— LISTED RECORDS —
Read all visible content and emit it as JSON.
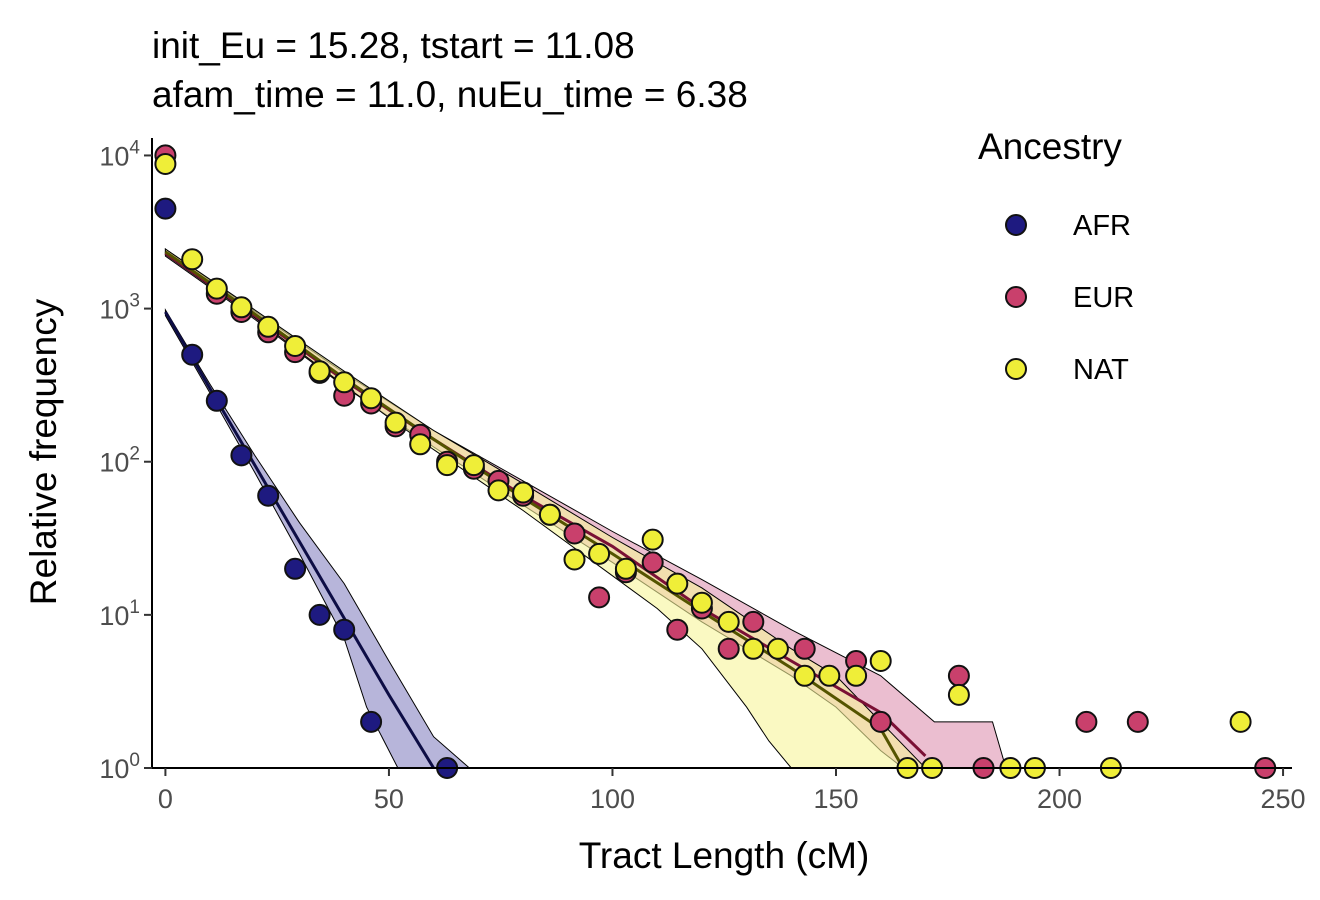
{
  "title_lines": [
    "init_Eu = 15.28, tstart = 11.08",
    "afam_time = 11.0, nuEu_time = 6.38"
  ],
  "chart_data": {
    "type": "scatter",
    "title": "init_Eu = 15.28, tstart = 11.08\nafam_time = 11.0, nuEu_time = 6.38",
    "xlabel": "Tract Length (cM)",
    "ylabel": "Relative frequency",
    "xlim": [
      -3,
      252
    ],
    "ylim": [
      1,
      13000
    ],
    "y_scale": "log10",
    "x_ticks": [
      0,
      50,
      100,
      150,
      200,
      250
    ],
    "y_ticks": [
      {
        "value": 1,
        "base": "10",
        "exp": "0"
      },
      {
        "value": 10,
        "base": "10",
        "exp": "1"
      },
      {
        "value": 100,
        "base": "10",
        "exp": "2"
      },
      {
        "value": 1000,
        "base": "10",
        "exp": "3"
      },
      {
        "value": 10000,
        "base": "10",
        "exp": "4"
      }
    ],
    "grid": false,
    "legend": {
      "title": "Ancestry",
      "position": "top-right"
    },
    "series": [
      {
        "name": "AFR",
        "color": "#1e1a80",
        "line_color": "#0d0d45",
        "band_color": "#8784c2",
        "points": [
          [
            0,
            4500
          ],
          [
            6,
            500
          ],
          [
            11.5,
            250
          ],
          [
            17,
            110
          ],
          [
            23,
            60
          ],
          [
            29,
            20
          ],
          [
            34.5,
            10
          ],
          [
            40,
            8
          ],
          [
            46,
            2
          ],
          [
            63,
            1
          ]
        ],
        "fit": [
          [
            0,
            950
          ],
          [
            10,
            300
          ],
          [
            20,
            95
          ],
          [
            30,
            30
          ],
          [
            40,
            9.5
          ],
          [
            50,
            3
          ],
          [
            60,
            1
          ]
        ],
        "band_upper": [
          [
            0,
            980
          ],
          [
            10,
            320
          ],
          [
            20,
            110
          ],
          [
            30,
            40
          ],
          [
            40,
            16
          ],
          [
            50,
            5
          ],
          [
            60,
            1.6
          ],
          [
            68,
            1
          ]
        ],
        "band_lower": [
          [
            0,
            900
          ],
          [
            10,
            280
          ],
          [
            20,
            85
          ],
          [
            30,
            25
          ],
          [
            40,
            7
          ],
          [
            45,
            2.5
          ],
          [
            52,
            1
          ]
        ]
      },
      {
        "name": "EUR",
        "color": "#c9406c",
        "line_color": "#7a1035",
        "band_color": "#dd92b0",
        "points": [
          [
            0,
            10000
          ],
          [
            11.5,
            1250
          ],
          [
            17,
            950
          ],
          [
            23,
            700
          ],
          [
            29,
            520
          ],
          [
            34.5,
            380
          ],
          [
            40,
            270
          ],
          [
            46,
            240
          ],
          [
            51.5,
            170
          ],
          [
            57,
            150
          ],
          [
            63,
            100
          ],
          [
            69,
            90
          ],
          [
            74.5,
            75
          ],
          [
            80,
            60
          ],
          [
            86,
            45
          ],
          [
            91.5,
            34
          ],
          [
            97,
            13
          ],
          [
            103,
            19
          ],
          [
            109,
            22
          ],
          [
            114.5,
            8
          ],
          [
            120,
            11
          ],
          [
            126,
            6
          ],
          [
            131.5,
            9
          ],
          [
            143,
            6
          ],
          [
            154.5,
            5
          ],
          [
            160,
            2
          ],
          [
            177.5,
            4
          ],
          [
            183,
            1
          ],
          [
            206,
            2
          ],
          [
            217.5,
            2
          ],
          [
            246,
            1
          ]
        ],
        "fit": [
          [
            0,
            2300
          ],
          [
            20,
            900
          ],
          [
            40,
            340
          ],
          [
            60,
            140
          ],
          [
            80,
            60
          ],
          [
            100,
            28
          ],
          [
            120,
            11
          ],
          [
            140,
            5
          ],
          [
            160,
            2.3
          ],
          [
            170,
            1.2
          ]
        ],
        "band_upper": [
          [
            0,
            2450
          ],
          [
            20,
            960
          ],
          [
            40,
            380
          ],
          [
            60,
            160
          ],
          [
            80,
            75
          ],
          [
            100,
            35
          ],
          [
            120,
            17
          ],
          [
            140,
            8
          ],
          [
            160,
            4
          ],
          [
            172,
            2
          ],
          [
            185,
            2
          ],
          [
            188,
            1
          ]
        ],
        "band_lower": [
          [
            0,
            2200
          ],
          [
            20,
            850
          ],
          [
            40,
            310
          ],
          [
            60,
            125
          ],
          [
            80,
            52
          ],
          [
            100,
            22
          ],
          [
            120,
            9
          ],
          [
            140,
            4
          ],
          [
            150,
            2.5
          ],
          [
            160,
            1.3
          ],
          [
            165,
            1
          ]
        ]
      },
      {
        "name": "NAT",
        "color": "#efee38",
        "line_color": "#545400",
        "band_color": "#f6f59a",
        "points": [
          [
            0,
            8800
          ],
          [
            6,
            2100
          ],
          [
            11.5,
            1350
          ],
          [
            17,
            1020
          ],
          [
            23,
            760
          ],
          [
            29,
            570
          ],
          [
            34.5,
            390
          ],
          [
            40,
            330
          ],
          [
            46,
            260
          ],
          [
            51.5,
            180
          ],
          [
            57,
            130
          ],
          [
            63,
            95
          ],
          [
            69,
            95
          ],
          [
            74.5,
            65
          ],
          [
            80,
            63
          ],
          [
            86,
            45
          ],
          [
            91.5,
            23
          ],
          [
            97,
            25
          ],
          [
            103,
            20
          ],
          [
            109,
            31
          ],
          [
            114.5,
            16
          ],
          [
            120,
            12
          ],
          [
            126,
            9
          ],
          [
            131.5,
            6
          ],
          [
            137,
            6
          ],
          [
            143,
            4
          ],
          [
            148.5,
            4
          ],
          [
            154.5,
            4
          ],
          [
            160,
            5
          ],
          [
            166,
            1
          ],
          [
            171.5,
            1
          ],
          [
            177.5,
            3
          ],
          [
            189,
            1
          ],
          [
            194.5,
            1
          ],
          [
            211.5,
            1
          ],
          [
            240.5,
            2
          ]
        ],
        "fit": [
          [
            0,
            2350
          ],
          [
            20,
            920
          ],
          [
            40,
            350
          ],
          [
            60,
            140
          ],
          [
            80,
            58
          ],
          [
            100,
            25
          ],
          [
            120,
            10.5
          ],
          [
            140,
            4.5
          ],
          [
            160,
            1.8
          ],
          [
            165,
            1
          ]
        ],
        "band_upper": [
          [
            0,
            2450
          ],
          [
            20,
            980
          ],
          [
            40,
            390
          ],
          [
            60,
            160
          ],
          [
            80,
            72
          ],
          [
            100,
            32
          ],
          [
            120,
            15
          ],
          [
            140,
            6
          ],
          [
            150,
            4
          ],
          [
            160,
            2
          ],
          [
            170,
            1
          ]
        ],
        "band_lower": [
          [
            0,
            2250
          ],
          [
            20,
            870
          ],
          [
            40,
            315
          ],
          [
            60,
            120
          ],
          [
            80,
            48
          ],
          [
            100,
            18
          ],
          [
            110,
            11
          ],
          [
            120,
            6
          ],
          [
            130,
            2.5
          ],
          [
            135,
            1.5
          ],
          [
            140,
            1
          ]
        ]
      }
    ]
  }
}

— EXERCISE AIM —
List every line in the records above that contains the word "tstart".

— EXERCISE RESULT —
    "init_Eu = 15.28, tstart = 11.08",
    "title": "init_Eu = 15.28, tstart = 11.08\nafam_time = 11.0, nuEu_time = 6.38",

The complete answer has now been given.